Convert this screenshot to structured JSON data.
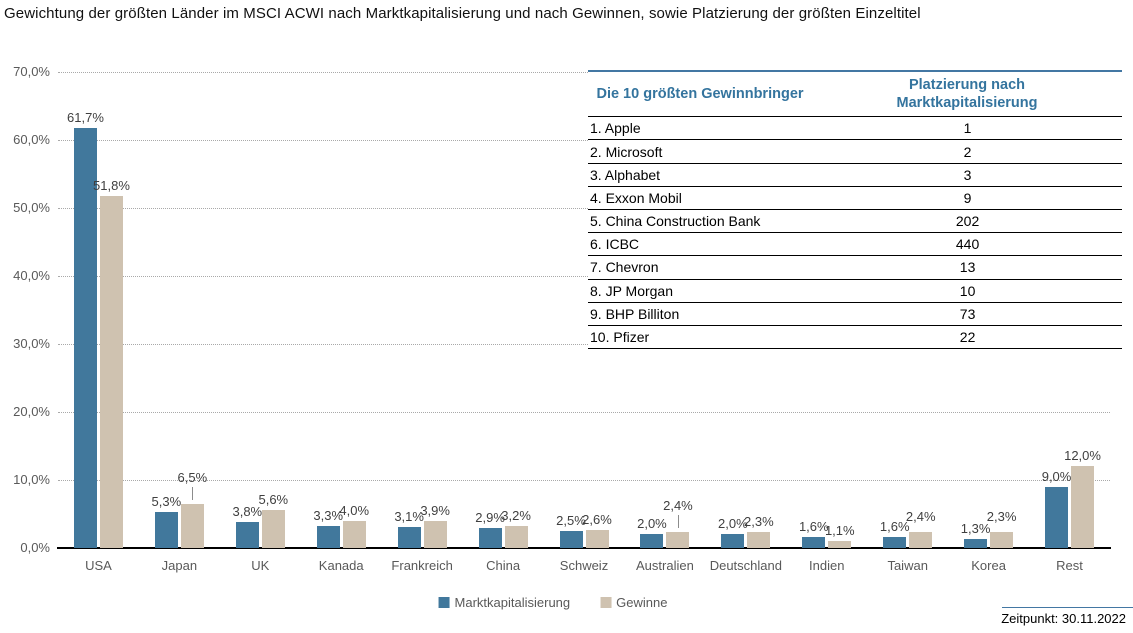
{
  "title": "Gewichtung der größten Länder im MSCI ACWI nach Marktkapitalisierung und nach Gewinnen, sowie Platzierung der größten Einzeltitel",
  "chart_data": {
    "type": "bar",
    "categories": [
      "USA",
      "Japan",
      "UK",
      "Kanada",
      "Frankreich",
      "China",
      "Schweiz",
      "Australien",
      "Deutschland",
      "Indien",
      "Taiwan",
      "Korea",
      "Rest"
    ],
    "series": [
      {
        "name": "Marktkapitalisierung",
        "color": "#41789c",
        "values": [
          61.7,
          5.3,
          3.8,
          3.3,
          3.1,
          2.9,
          2.5,
          2.0,
          2.0,
          1.6,
          1.6,
          1.3,
          9.0
        ],
        "labels": [
          "61,7%",
          "5,3%",
          "3,8%",
          "3,3%",
          "3,1%",
          "2,9%",
          "2,5%",
          "2,0%",
          "2,0%",
          "1,6%",
          "1,6%",
          "1,3%",
          "9,0%"
        ],
        "label_raise": [
          0,
          0,
          0,
          0,
          0,
          0,
          0,
          0,
          0,
          0,
          0,
          0,
          0
        ],
        "leader": [
          false,
          false,
          false,
          false,
          false,
          false,
          false,
          false,
          false,
          false,
          false,
          false,
          false
        ]
      },
      {
        "name": "Gewinne",
        "color": "#cfc2b0",
        "values": [
          51.8,
          6.5,
          5.6,
          4.0,
          3.9,
          3.2,
          2.6,
          2.4,
          2.3,
          1.1,
          2.4,
          2.3,
          12.0
        ],
        "labels": [
          "51,8%",
          "6,5%",
          "5,6%",
          "4,0%",
          "3,9%",
          "3,2%",
          "2,6%",
          "2,4%",
          "2,3%",
          "1,1%",
          "2,4%",
          "2,3%",
          "12,0%"
        ],
        "label_raise": [
          0,
          16,
          0,
          0,
          0,
          0,
          0,
          16,
          0,
          0,
          5,
          5,
          0
        ],
        "leader": [
          false,
          true,
          false,
          false,
          false,
          false,
          false,
          true,
          false,
          false,
          false,
          false,
          false
        ]
      }
    ],
    "y_ticks": [
      "0,0%",
      "10,0%",
      "20,0%",
      "30,0%",
      "40,0%",
      "50,0%",
      "60,0%",
      "70,0%"
    ],
    "ylim": [
      0,
      70
    ],
    "grid": "horizontal dotted",
    "legend_position": "bottom"
  },
  "table": {
    "header_company": "Die 10 größten Gewinnbringer",
    "header_rank": "Platzierung nach Marktkapitalisierung",
    "rows": [
      {
        "name": "1. Apple",
        "rank": "1"
      },
      {
        "name": "2. Microsoft",
        "rank": "2"
      },
      {
        "name": "3. Alphabet",
        "rank": "3"
      },
      {
        "name": "4. Exxon Mobil",
        "rank": "9"
      },
      {
        "name": "5. China Construction Bank",
        "rank": "202"
      },
      {
        "name": "6. ICBC",
        "rank": "440"
      },
      {
        "name": "7. Chevron",
        "rank": "13"
      },
      {
        "name": "8. JP Morgan",
        "rank": "10"
      },
      {
        "name": "9. BHP Billiton",
        "rank": "73"
      },
      {
        "name": "10. Pfizer",
        "rank": "22"
      }
    ]
  },
  "footer": {
    "timestamp_label": "Zeitpunkt: 30.11.2022"
  },
  "colors": {
    "bar_market": "#41789c",
    "bar_profit": "#cfc2b0",
    "table_accent": "#34749e",
    "axis_text": "#595959",
    "grid": "#a9a9a9"
  }
}
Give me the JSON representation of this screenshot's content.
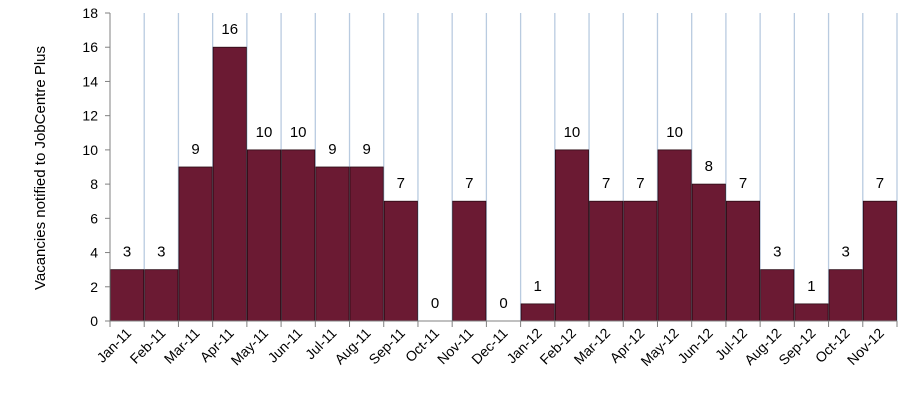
{
  "chart_data": {
    "type": "bar",
    "title": "",
    "xlabel": "",
    "ylabel": "Vacancies notified to JobCentre Plus",
    "ylim": [
      0,
      18
    ],
    "yticks": [
      0,
      2,
      4,
      6,
      8,
      10,
      12,
      14,
      16,
      18
    ],
    "grid": "vertical category gridlines",
    "categories": [
      "Jan-11",
      "Feb-11",
      "Mar-11",
      "Apr-11",
      "May-11",
      "Jun-11",
      "Jul-11",
      "Aug-11",
      "Sep-11",
      "Oct-11",
      "Nov-11",
      "Dec-11",
      "Jan-12",
      "Feb-12",
      "Mar-12",
      "Apr-12",
      "May-12",
      "Jun-12",
      "Jul-12",
      "Aug-12",
      "Sep-12",
      "Oct-12",
      "Nov-12"
    ],
    "values": [
      3,
      3,
      9,
      16,
      10,
      10,
      9,
      9,
      7,
      0,
      7,
      0,
      1,
      10,
      7,
      7,
      10,
      8,
      7,
      3,
      1,
      3,
      7
    ],
    "data_labels": [
      "3",
      "3",
      "9",
      "16",
      "10",
      "10",
      "9",
      "9",
      "7",
      "0",
      "7",
      "0",
      "1",
      "10",
      "7",
      "7",
      "10",
      "8",
      "7",
      "3",
      "1",
      "3",
      "7"
    ],
    "colors": {
      "bar": "#6b1a33",
      "bar_stroke": "#2a0a14",
      "grid": "#b9cbe0",
      "axis": "#808080"
    }
  }
}
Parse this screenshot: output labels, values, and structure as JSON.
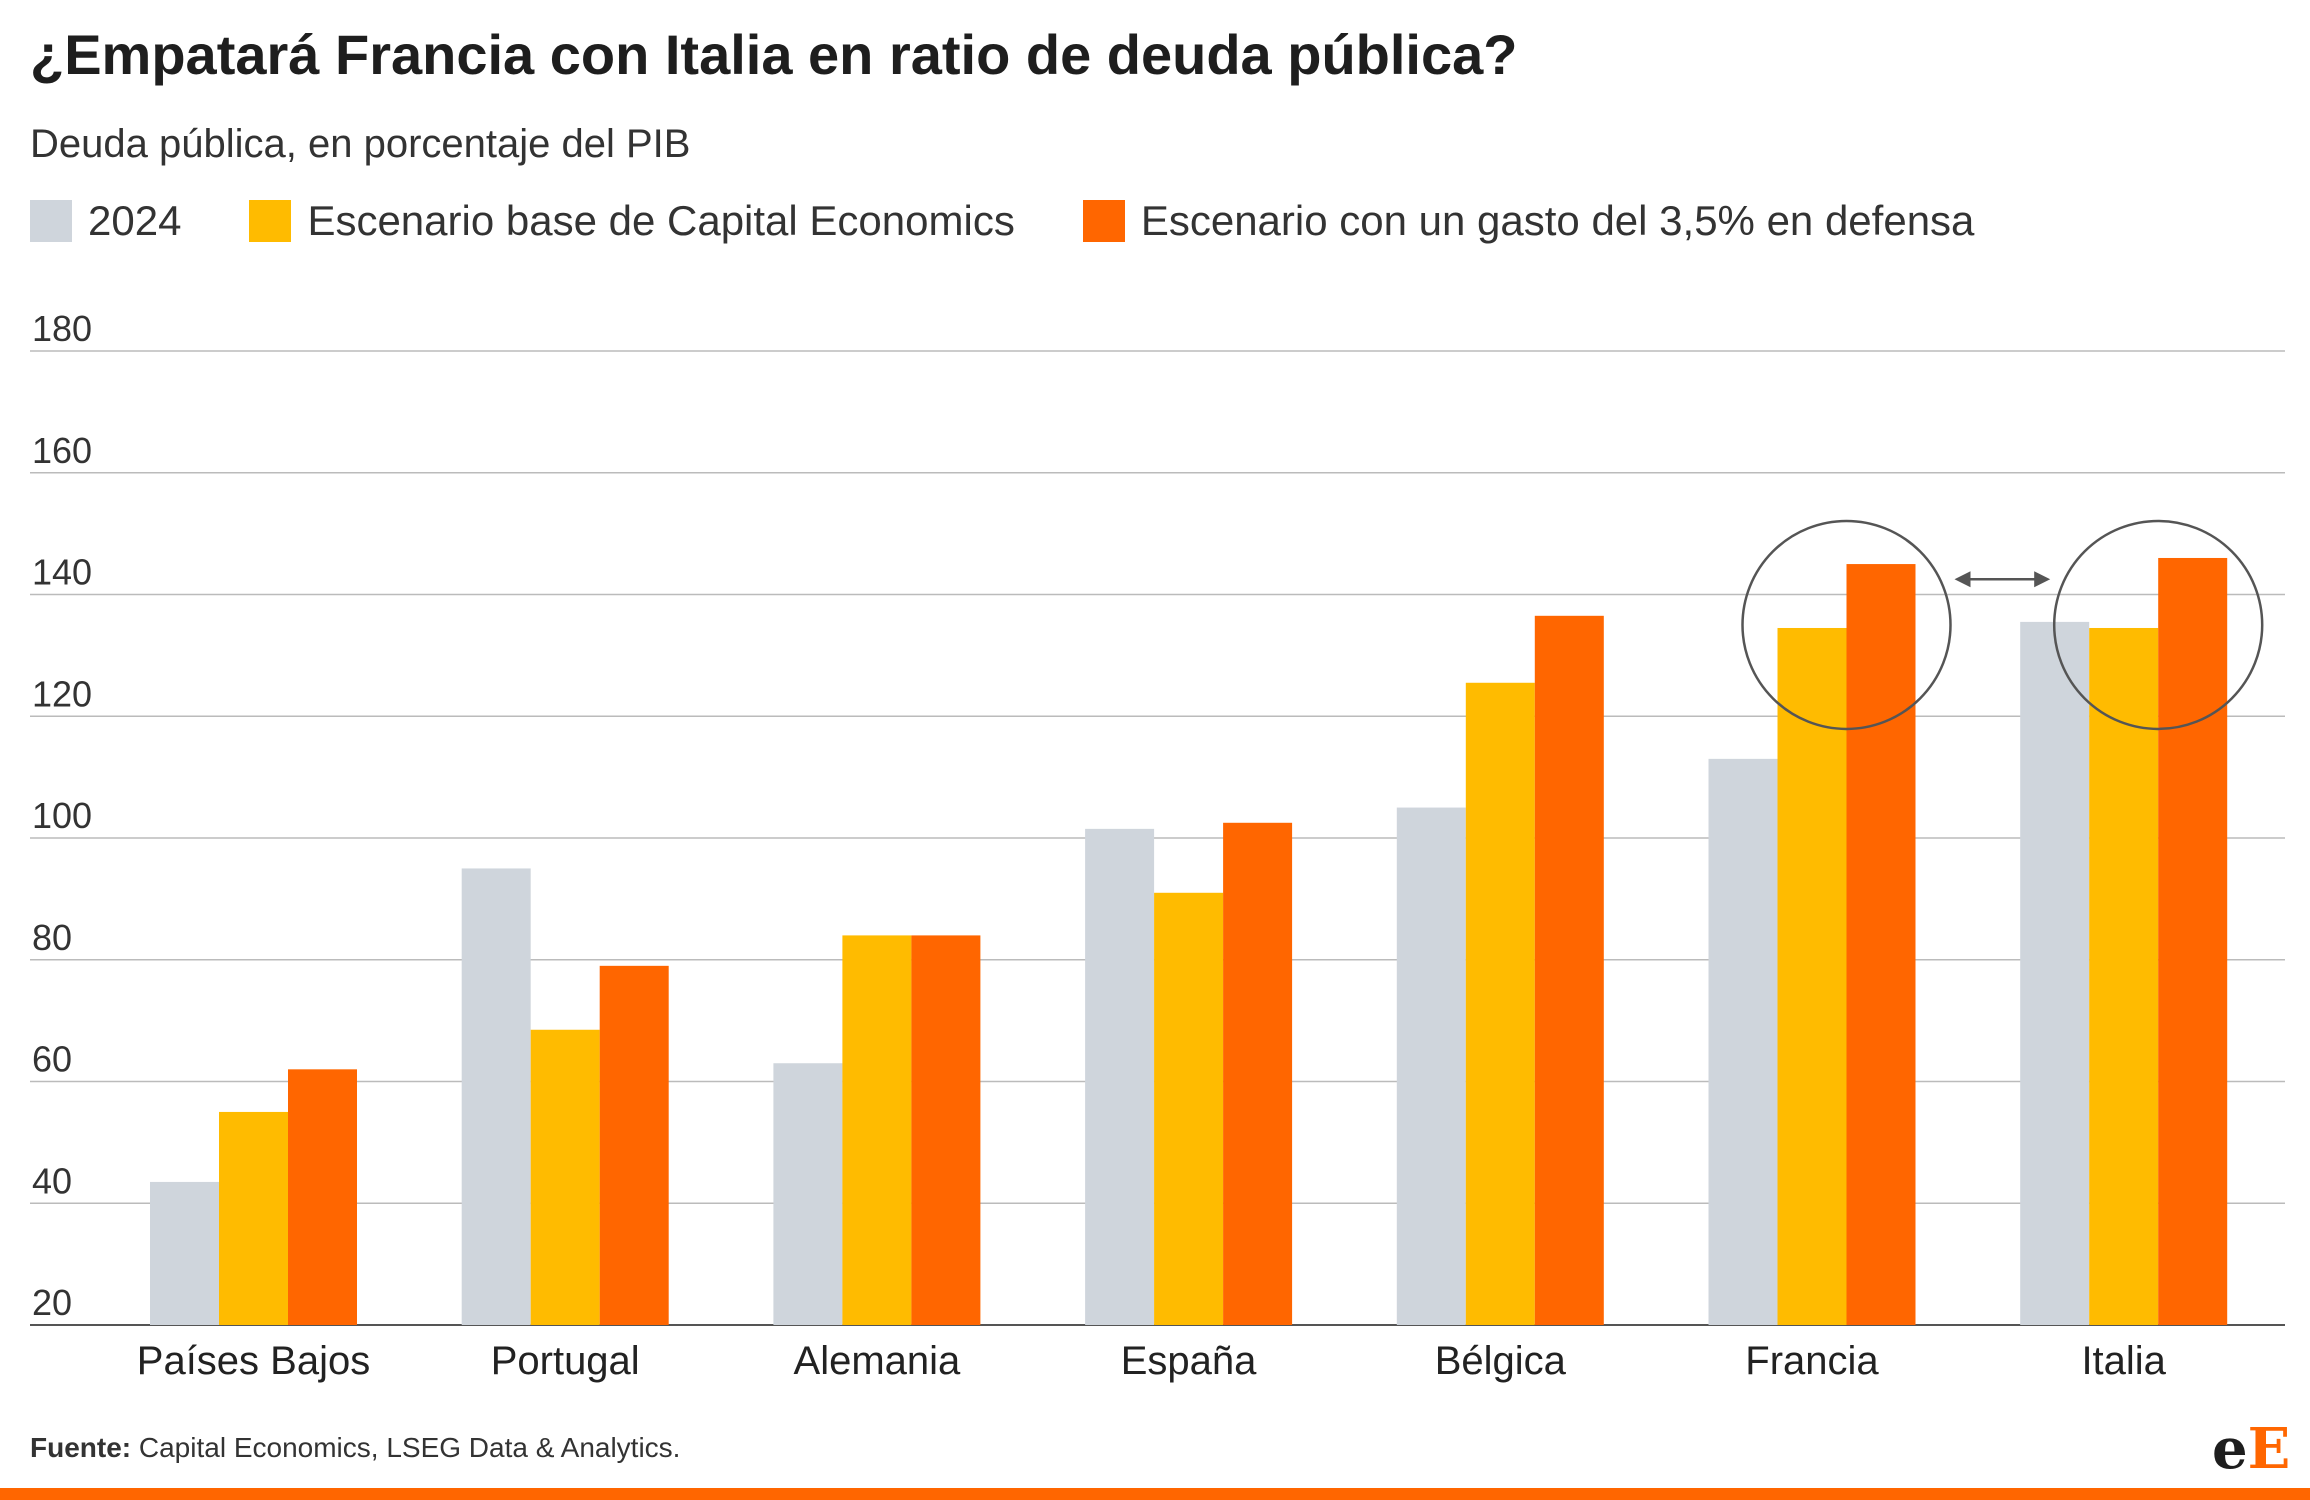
{
  "title": "¿Empatará Francia con Italia en ratio de deuda pública?",
  "subtitle": "Deuda pública, en porcentaje del PIB",
  "legend": [
    {
      "label": "2024",
      "color": "#cfd5dc"
    },
    {
      "label": "Escenario base de Capital Economics",
      "color": "#ffbb00"
    },
    {
      "label": "Escenario con un gasto del 3,5% en defensa",
      "color": "#ff6600"
    }
  ],
  "source": {
    "prefix": "Fuente:",
    "text": " Capital Economics, LSEG Data & Analytics."
  },
  "logo": {
    "part1": "e",
    "part2": "E"
  },
  "chart_data": {
    "type": "bar",
    "categories": [
      "Países Bajos",
      "Portugal",
      "Alemania",
      "España",
      "Bélgica",
      "Francia",
      "Italia"
    ],
    "series": [
      {
        "name": "2024",
        "color": "#cfd5dc",
        "values": [
          43.5,
          95,
          63,
          101.5,
          105,
          113,
          135.5
        ]
      },
      {
        "name": "Escenario base de Capital Economics",
        "color": "#ffbb00",
        "values": [
          55,
          68.5,
          84,
          91,
          125.5,
          134.5,
          134.5
        ]
      },
      {
        "name": "Escenario con un gasto del 3,5% en defensa",
        "color": "#ff6600",
        "values": [
          62,
          79,
          84,
          102.5,
          136.5,
          145,
          146
        ]
      }
    ],
    "ylim": [
      20,
      180
    ],
    "yticks": [
      20,
      40,
      60,
      80,
      100,
      120,
      140,
      160,
      180
    ],
    "grid": true,
    "legend_position": "top-left",
    "annotations": [
      {
        "type": "circle",
        "category": "Francia",
        "around": "Escenario base y escenario defensa",
        "center_value": 135
      },
      {
        "type": "circle",
        "category": "Italia",
        "around": "Escenario base y escenario defensa",
        "center_value": 135
      },
      {
        "type": "double-arrow",
        "from": "Francia",
        "to": "Italia",
        "value": 142.5
      }
    ]
  }
}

● What you have to do
Go through the listing above and write it out again exactly, dropping the pictures.

● Response to this exercise
Convert this screenshot to structured JSON data.
{
  "title": "Gewichtung der größten Länder im MSCI ACWI nach Marktkapitalisierung und nach Gewinnen, sowie Platzierung der größten Einzeltitel",
  "chart_data": {
    "type": "bar",
    "categories": [
      "USA",
      "Japan",
      "UK",
      "Kanada",
      "Frankreich",
      "China",
      "Schweiz",
      "Australien",
      "Deutschland",
      "Indien",
      "Taiwan",
      "Korea",
      "Rest"
    ],
    "series": [
      {
        "name": "Marktkapitalisierung",
        "color": "#41789c",
        "values": [
          61.7,
          5.3,
          3.8,
          3.3,
          3.1,
          2.9,
          2.5,
          2.0,
          2.0,
          1.6,
          1.6,
          1.3,
          9.0
        ],
        "labels": [
          "61,7%",
          "5,3%",
          "3,8%",
          "3,3%",
          "3,1%",
          "2,9%",
          "2,5%",
          "2,0%",
          "2,0%",
          "1,6%",
          "1,6%",
          "1,3%",
          "9,0%"
        ],
        "label_raise": [
          0,
          0,
          0,
          0,
          0,
          0,
          0,
          0,
          0,
          0,
          0,
          0,
          0
        ],
        "leader": [
          false,
          false,
          false,
          false,
          false,
          false,
          false,
          false,
          false,
          false,
          false,
          false,
          false
        ]
      },
      {
        "name": "Gewinne",
        "color": "#cfc2b0",
        "values": [
          51.8,
          6.5,
          5.6,
          4.0,
          3.9,
          3.2,
          2.6,
          2.4,
          2.3,
          1.1,
          2.4,
          2.3,
          12.0
        ],
        "labels": [
          "51,8%",
          "6,5%",
          "5,6%",
          "4,0%",
          "3,9%",
          "3,2%",
          "2,6%",
          "2,4%",
          "2,3%",
          "1,1%",
          "2,4%",
          "2,3%",
          "12,0%"
        ],
        "label_raise": [
          0,
          16,
          0,
          0,
          0,
          0,
          0,
          16,
          0,
          0,
          5,
          5,
          0
        ],
        "leader": [
          false,
          true,
          false,
          false,
          false,
          false,
          false,
          true,
          false,
          false,
          false,
          false,
          false
        ]
      }
    ],
    "y_ticks": [
      "0,0%",
      "10,0%",
      "20,0%",
      "30,0%",
      "40,0%",
      "50,0%",
      "60,0%",
      "70,0%"
    ],
    "ylim": [
      0,
      70
    ],
    "grid": "horizontal dotted",
    "legend_position": "bottom"
  },
  "table": {
    "header_company": "Die 10 größten Gewinnbringer",
    "header_rank": "Platzierung nach Marktkapitalisierung",
    "rows": [
      {
        "name": "1. Apple",
        "rank": "1"
      },
      {
        "name": "2. Microsoft",
        "rank": "2"
      },
      {
        "name": "3. Alphabet",
        "rank": "3"
      },
      {
        "name": "4. Exxon Mobil",
        "rank": "9"
      },
      {
        "name": "5. China Construction Bank",
        "rank": "202"
      },
      {
        "name": "6. ICBC",
        "rank": "440"
      },
      {
        "name": "7. Chevron",
        "rank": "13"
      },
      {
        "name": "8. JP Morgan",
        "rank": "10"
      },
      {
        "name": "9. BHP Billiton",
        "rank": "73"
      },
      {
        "name": "10. Pfizer",
        "rank": "22"
      }
    ]
  },
  "footer": {
    "timestamp_label": "Zeitpunkt: 30.11.2022"
  },
  "colors": {
    "bar_market": "#41789c",
    "bar_profit": "#cfc2b0",
    "table_accent": "#34749e",
    "axis_text": "#595959",
    "grid": "#a9a9a9"
  }
}
Give me the JSON representation of this screenshot's content.
{
  "chart_data": {
    "type": "bar",
    "title": "",
    "xlabel": "",
    "ylabel": "Vacancies notified to JobCentre Plus",
    "ylim": [
      0,
      18
    ],
    "yticks": [
      0,
      2,
      4,
      6,
      8,
      10,
      12,
      14,
      16,
      18
    ],
    "grid": "vertical category gridlines",
    "categories": [
      "Jan-11",
      "Feb-11",
      "Mar-11",
      "Apr-11",
      "May-11",
      "Jun-11",
      "Jul-11",
      "Aug-11",
      "Sep-11",
      "Oct-11",
      "Nov-11",
      "Dec-11",
      "Jan-12",
      "Feb-12",
      "Mar-12",
      "Apr-12",
      "May-12",
      "Jun-12",
      "Jul-12",
      "Aug-12",
      "Sep-12",
      "Oct-12",
      "Nov-12"
    ],
    "values": [
      3,
      3,
      9,
      16,
      10,
      10,
      9,
      9,
      7,
      0,
      7,
      0,
      1,
      10,
      7,
      7,
      10,
      8,
      7,
      3,
      1,
      3,
      7
    ],
    "data_labels": [
      "3",
      "3",
      "9",
      "16",
      "10",
      "10",
      "9",
      "9",
      "7",
      "0",
      "7",
      "0",
      "1",
      "10",
      "7",
      "7",
      "10",
      "8",
      "7",
      "3",
      "1",
      "3",
      "7"
    ],
    "colors": {
      "bar": "#6b1a33",
      "bar_stroke": "#2a0a14",
      "grid": "#b9cbe0",
      "axis": "#808080"
    }
  }
}
Parse this screenshot: output labels, values, and structure as JSON.
{
  "title": "¿Empatará Francia con Italia en ratio de deuda pública?",
  "subtitle": "Deuda pública, en porcentaje del PIB",
  "legend": [
    {
      "label": "2024",
      "color": "#cfd5dc"
    },
    {
      "label": "Escenario base de Capital Economics",
      "color": "#ffbb00"
    },
    {
      "label": "Escenario con un gasto del 3,5% en defensa",
      "color": "#ff6600"
    }
  ],
  "source": {
    "prefix": "Fuente:",
    "text": " Capital Economics, LSEG Data & Analytics."
  },
  "logo": {
    "part1": "e",
    "part2": "E"
  },
  "chart_data": {
    "type": "bar",
    "categories": [
      "Países Bajos",
      "Portugal",
      "Alemania",
      "España",
      "Bélgica",
      "Francia",
      "Italia"
    ],
    "series": [
      {
        "name": "2024",
        "color": "#cfd5dc",
        "values": [
          43.5,
          95,
          63,
          101.5,
          105,
          113,
          135.5
        ]
      },
      {
        "name": "Escenario base de Capital Economics",
        "color": "#ffbb00",
        "values": [
          55,
          68.5,
          84,
          91,
          125.5,
          134.5,
          134.5
        ]
      },
      {
        "name": "Escenario con un gasto del 3,5% en defensa",
        "color": "#ff6600",
        "values": [
          62,
          79,
          84,
          102.5,
          136.5,
          145,
          146
        ]
      }
    ],
    "ylim": [
      20,
      180
    ],
    "yticks": [
      20,
      40,
      60,
      80,
      100,
      120,
      140,
      160,
      180
    ],
    "grid": true,
    "legend_position": "top-left",
    "annotations": [
      {
        "type": "circle",
        "category": "Francia",
        "around": "Escenario base y escenario defensa",
        "center_value": 135
      },
      {
        "type": "circle",
        "category": "Italia",
        "around": "Escenario base y escenario defensa",
        "center_value": 135
      },
      {
        "type": "double-arrow",
        "from": "Francia",
        "to": "Italia",
        "value": 142.5
      }
    ]
  }
}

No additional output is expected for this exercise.